━━━ Dataset content

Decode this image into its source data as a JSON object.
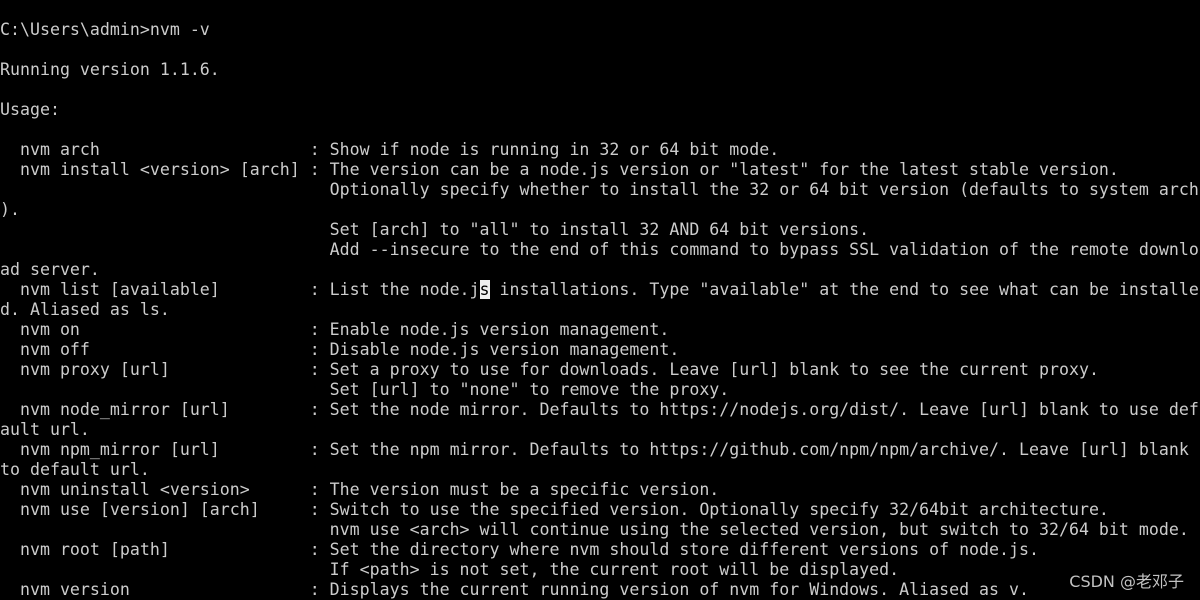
{
  "terminal": {
    "background": "#000000",
    "foreground": "#cccccc",
    "lines": [
      "C:\\Users\\admin>nvm -v",
      "",
      "Running version 1.1.6.",
      "",
      "Usage:",
      "",
      "  nvm arch                     : Show if node is running in 32 or 64 bit mode.",
      "  nvm install <version> [arch] : The version can be a node.js version or \"latest\" for the latest stable version.",
      "                                 Optionally specify whether to install the 32 or 64 bit version (defaults to system arch",
      ").",
      "                                 Set [arch] to \"all\" to install 32 AND 64 bit versions.",
      "                                 Add --insecure to the end of this command to bypass SSL validation of the remote downlo",
      "ad server.",
      "  nvm list [available]         : List the node.js installations. Type \"available\" at the end to see what can be installe",
      "d. Aliased as ls.",
      "  nvm on                       : Enable node.js version management.",
      "  nvm off                      : Disable node.js version management.",
      "  nvm proxy [url]              : Set a proxy to use for downloads. Leave [url] blank to see the current proxy.",
      "                                 Set [url] to \"none\" to remove the proxy.",
      "  nvm node_mirror [url]        : Set the node mirror. Defaults to https://nodejs.org/dist/. Leave [url] blank to use def",
      "ault url.",
      "  nvm npm_mirror [url]         : Set the npm mirror. Defaults to https://github.com/npm/npm/archive/. Leave [url] blank",
      "to default url.",
      "  nvm uninstall <version>      : The version must be a specific version.",
      "  nvm use [version] [arch]     : Switch to use the specified version. Optionally specify 32/64bit architecture.",
      "                                 nvm use <arch> will continue using the selected version, but switch to 32/64 bit mode.",
      "  nvm root [path]              : Set the directory where nvm should store different versions of node.js.",
      "                                 If <path> is not set, the current root will be displayed.",
      "  nvm version                  : Displays the current running version of nvm for Windows. Aliased as v."
    ],
    "cursor": {
      "line": 13,
      "column": 48
    }
  },
  "watermark": {
    "text": "CSDN @老邓子"
  }
}
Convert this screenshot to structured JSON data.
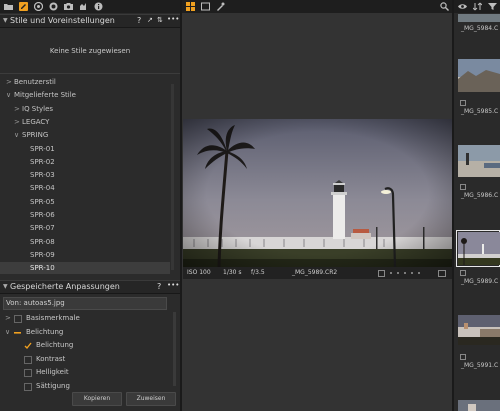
{
  "toolbar": {
    "left_icons": [
      "folder-icon",
      "edit-icon",
      "aperture-icon",
      "lens-icon",
      "camera-icon",
      "palette-icon",
      "info-icon"
    ],
    "mid_icons": [
      "grid-icon",
      "frame-icon",
      "eyedropper-icon"
    ]
  },
  "styles_panel": {
    "title": "Stile und Voreinstellungen",
    "help": "?",
    "more": "•••",
    "empty_text": "Keine Stile zugewiesen",
    "tree": [
      {
        "label": "Benutzerstil",
        "level": 0,
        "twisty": ">"
      },
      {
        "label": "Mitgelieferte Stile",
        "level": 0,
        "twisty": "∨"
      },
      {
        "label": "IQ Styles",
        "level": 1,
        "twisty": ">"
      },
      {
        "label": "LEGACY",
        "level": 1,
        "twisty": ">"
      },
      {
        "label": "SPRING",
        "level": 1,
        "twisty": "∨"
      },
      {
        "label": "SPR-01",
        "level": 2
      },
      {
        "label": "SPR-02",
        "level": 2
      },
      {
        "label": "SPR-03",
        "level": 2
      },
      {
        "label": "SPR-04",
        "level": 2
      },
      {
        "label": "SPR-05",
        "level": 2
      },
      {
        "label": "SPR-06",
        "level": 2
      },
      {
        "label": "SPR-07",
        "level": 2
      },
      {
        "label": "SPR-08",
        "level": 2
      },
      {
        "label": "SPR-09",
        "level": 2
      },
      {
        "label": "SPR-10",
        "level": 2,
        "selected": true
      }
    ]
  },
  "adjust_panel": {
    "title": "Gespeicherte Anpassungen",
    "help": "?",
    "more": "•••",
    "source_label": "Von: autoas5.jpg",
    "items": [
      {
        "label": "Basismerkmale",
        "checked": false,
        "twisty": ">"
      },
      {
        "label": "Belichtung",
        "checked": "partial",
        "twisty": "∨"
      },
      {
        "label": "Belichtung",
        "checked": true,
        "indent": true
      },
      {
        "label": "Kontrast",
        "checked": false,
        "indent": true
      },
      {
        "label": "Helligkeit",
        "checked": false,
        "indent": true
      },
      {
        "label": "Sättigung",
        "checked": false,
        "indent": true
      }
    ],
    "copy_button": "Kopieren",
    "apply_button": "Zuweisen"
  },
  "viewer": {
    "iso": "ISO 100",
    "shutter": "1/30 s",
    "aperture": "f/3.5",
    "filename": "_MG_5989.CR2"
  },
  "browser": {
    "thumbs": [
      {
        "caption": "_MG_5984.C"
      },
      {
        "caption": "_MG_5985.C"
      },
      {
        "caption": "_MG_5986.C"
      },
      {
        "caption": "_MG_5989.C",
        "selected": true
      },
      {
        "caption": "_MG_5991.C"
      }
    ]
  },
  "colors": {
    "accent": "#f0a020",
    "selection_border": "#e8e8e8",
    "panel_bg": "#2b2b2b"
  }
}
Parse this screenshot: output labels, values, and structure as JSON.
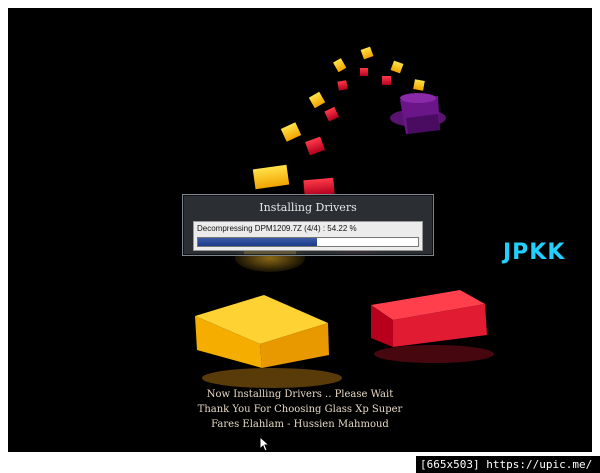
{
  "dialog": {
    "title": "Installing Drivers",
    "status_text": "Decompressing DPM1209.7Z  (4/4) : 54.22 %",
    "progress_percent": 54.22
  },
  "watermark": {
    "text": "JPKK"
  },
  "credits": {
    "line1": "Now Installing Drivers .. Please Wait",
    "line2": "Thank You For Choosing Glass Xp Super",
    "line3": "Fares Elahlam - Hussien Mahmoud"
  },
  "footer": {
    "text": "[665x503] https://upic.me/"
  },
  "icons": [
    "cursor-arrow-icon",
    "wizard-hat-icon"
  ],
  "colors": {
    "progress": "#1a3a8a",
    "watermark": "#22d0ff",
    "yellow_cube": "#ffc81e",
    "red_cube": "#e01b32"
  }
}
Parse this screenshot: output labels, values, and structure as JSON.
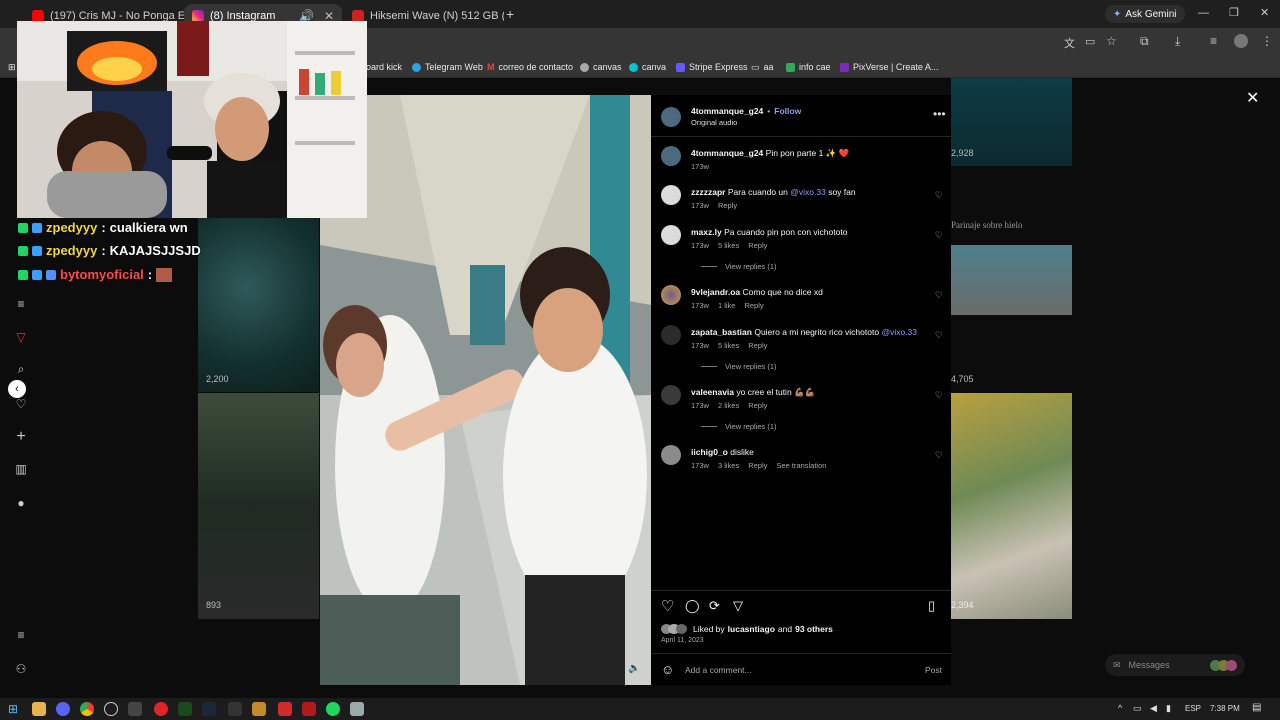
{
  "tabs": [
    {
      "title": "(197) Cris MJ - No Ponga Excus",
      "color": "#ff0000"
    },
    {
      "title": "(8) Instagram",
      "color": "#d62976"
    },
    {
      "title": "Hiksemi Wave (N) 512 GB (HS-",
      "color": "#cc2222"
    }
  ],
  "toolbar": {
    "ask_gemini": "Ask Gemini"
  },
  "bookmarks": [
    "oard kick",
    "Telegram Web",
    "correo de contacto",
    "canvas",
    "canva",
    "Stripe Express",
    "aa",
    "info cae",
    "PixVerse | Create A..."
  ],
  "chat": [
    {
      "user": "zpedyyy",
      "message": "cualkiera wn",
      "color": "#f5d83a"
    },
    {
      "user": "zpedyyy",
      "message": "KAJAJSJJSJD",
      "color": "#f5d83a"
    },
    {
      "user": "bytomyoficial",
      "message": "",
      "color": "#ff4b4b"
    }
  ],
  "grid": {
    "counts": [
      "2,928",
      "2,200",
      "4,705",
      "893",
      "2,394"
    ],
    "caption_right": "Parinaje sobre hielo"
  },
  "post": {
    "author": "4tommanque_g24",
    "follow": "Follow",
    "audio": "Original audio",
    "caption_user": "4tommanque_g24",
    "caption_text": "Pin pon parte 1 ✨ ❤️",
    "caption_time": "173w",
    "comments": [
      {
        "user": "zzzzzapr",
        "text": "Para cuando un",
        "mention": "@vixo.33",
        "after": "soy fan",
        "time": "173w",
        "likes": "",
        "reply": "Reply",
        "view_replies": ""
      },
      {
        "user": "maxz.ly",
        "text": "Pa cuando pin pon con vichototo",
        "mention": "",
        "after": "",
        "time": "173w",
        "likes": "5 likes",
        "reply": "Reply",
        "view_replies": "View replies (1)"
      },
      {
        "user": "9vlejandr.oa",
        "text": "Como que no dice xd",
        "mention": "",
        "after": "",
        "time": "173w",
        "likes": "1 like",
        "reply": "Reply",
        "view_replies": ""
      },
      {
        "user": "zapata_bastian",
        "text": "Quiero a mi negrito rico vichototo",
        "mention": "@vixo.33",
        "after": "",
        "time": "173w",
        "likes": "5 likes",
        "reply": "Reply",
        "view_replies": "View replies (1)"
      },
      {
        "user": "valeenavia",
        "text": "yo cree el tutin 💪🏽💪🏽",
        "mention": "",
        "after": "",
        "time": "173w",
        "likes": "2 likes",
        "reply": "Reply",
        "view_replies": "View replies (1)"
      },
      {
        "user": "iichig0_o",
        "text": "dislike",
        "mention": "",
        "after": "",
        "time": "173w",
        "likes": "3 likes",
        "reply": "Reply",
        "view_replies": "",
        "translate": "See translation"
      }
    ],
    "liked_by_prefix": "Liked by",
    "liked_by_user": "lucasntiago",
    "liked_by_and": "and",
    "liked_by_others": "93 others",
    "date": "April 11, 2023",
    "add_comment": "Add a comment...",
    "post_button": "Post"
  },
  "messages_label": "Messages",
  "taskbar": {
    "lang": "ESP",
    "time": "7:38 PM"
  },
  "colors": {
    "link": "#8f9dff",
    "accent": "#0095f6"
  }
}
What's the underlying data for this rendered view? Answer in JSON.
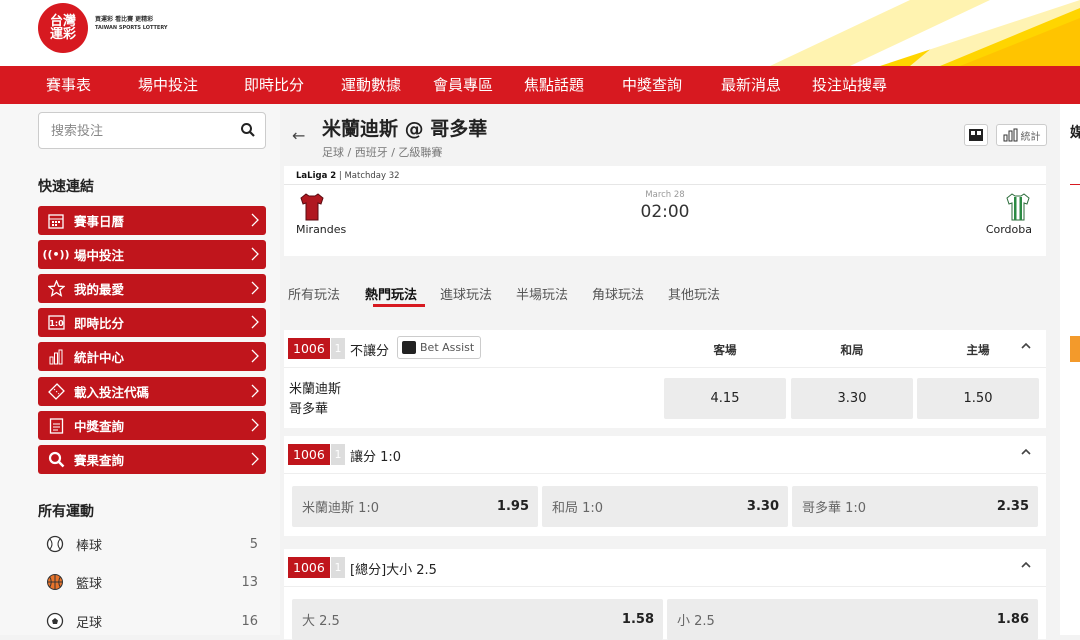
{
  "brand": {
    "logo_text": "台灣運彩",
    "slogan": "買運彩 看比賽 更精彩",
    "sub": "TAIWAN SPORTS LOTTERY"
  },
  "nav": [
    "賽事表",
    "場中投注",
    "即時比分",
    "運動數據",
    "會員專區",
    "焦點話題",
    "中獎查詢",
    "最新消息",
    "投注站搜尋"
  ],
  "sidebar": {
    "search_placeholder": "搜索投注",
    "quick_title": "快速連結",
    "quick_links": [
      "賽事日曆",
      "場中投注",
      "我的最愛",
      "即時比分",
      "統計中心",
      "載入投注代碼",
      "中獎查詢",
      "賽果查詢"
    ],
    "sports_title": "所有運動",
    "sports": [
      {
        "name": "棒球",
        "count": "5"
      },
      {
        "name": "籃球",
        "count": "13"
      },
      {
        "name": "足球",
        "count": "16"
      }
    ]
  },
  "match": {
    "title": "米蘭迪斯 @ 哥多華",
    "breadcrumb": "足球 / 西班牙 / 乙級聯賽",
    "stats_label": "統計",
    "league": "LaLiga 2",
    "matchday": "| Matchday 32",
    "date": "March 28",
    "time": "02:00",
    "home_team": "Mirandes",
    "away_team": "Cordoba"
  },
  "tabs": [
    "所有玩法",
    "熱門玩法",
    "進球玩法",
    "半場玩法",
    "角球玩法",
    "其他玩法"
  ],
  "markets": [
    {
      "code": "1006",
      "num": "1",
      "name": "不讓分",
      "assist": "Bet Assist",
      "cols": [
        "客場",
        "和局",
        "主場"
      ],
      "teams": [
        "米蘭迪斯",
        "哥多華"
      ],
      "odds": [
        "4.15",
        "3.30",
        "1.50"
      ]
    },
    {
      "code": "1006",
      "num": "1",
      "name": "讓分 1:0",
      "options": [
        {
          "label": "米蘭迪斯 1:0",
          "odd": "1.95"
        },
        {
          "label": "和局 1:0",
          "odd": "3.30"
        },
        {
          "label": "哥多華 1:0",
          "odd": "2.35"
        }
      ]
    },
    {
      "code": "1006",
      "num": "1",
      "name": "[總分]大小 2.5",
      "options": [
        {
          "label": "大 2.5",
          "odd": "1.58"
        },
        {
          "label": "小 2.5",
          "odd": "1.86"
        }
      ]
    }
  ],
  "right_panel": {
    "label": "媒"
  },
  "colors": {
    "brand_red": "#d71920",
    "dark_red": "#c0151c",
    "yellow": "#ffd500"
  }
}
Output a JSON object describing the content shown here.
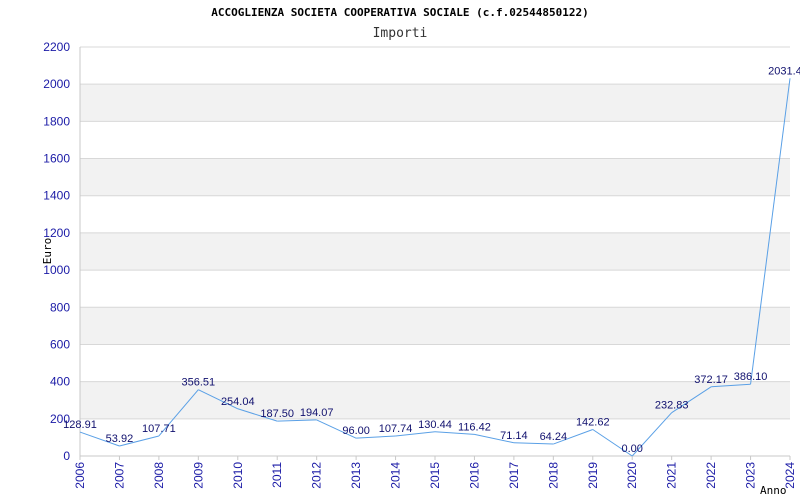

━━━━━━

- Given problem: Going over the lines above, work out how many include "mirror", then give only that number.

- Task result: 2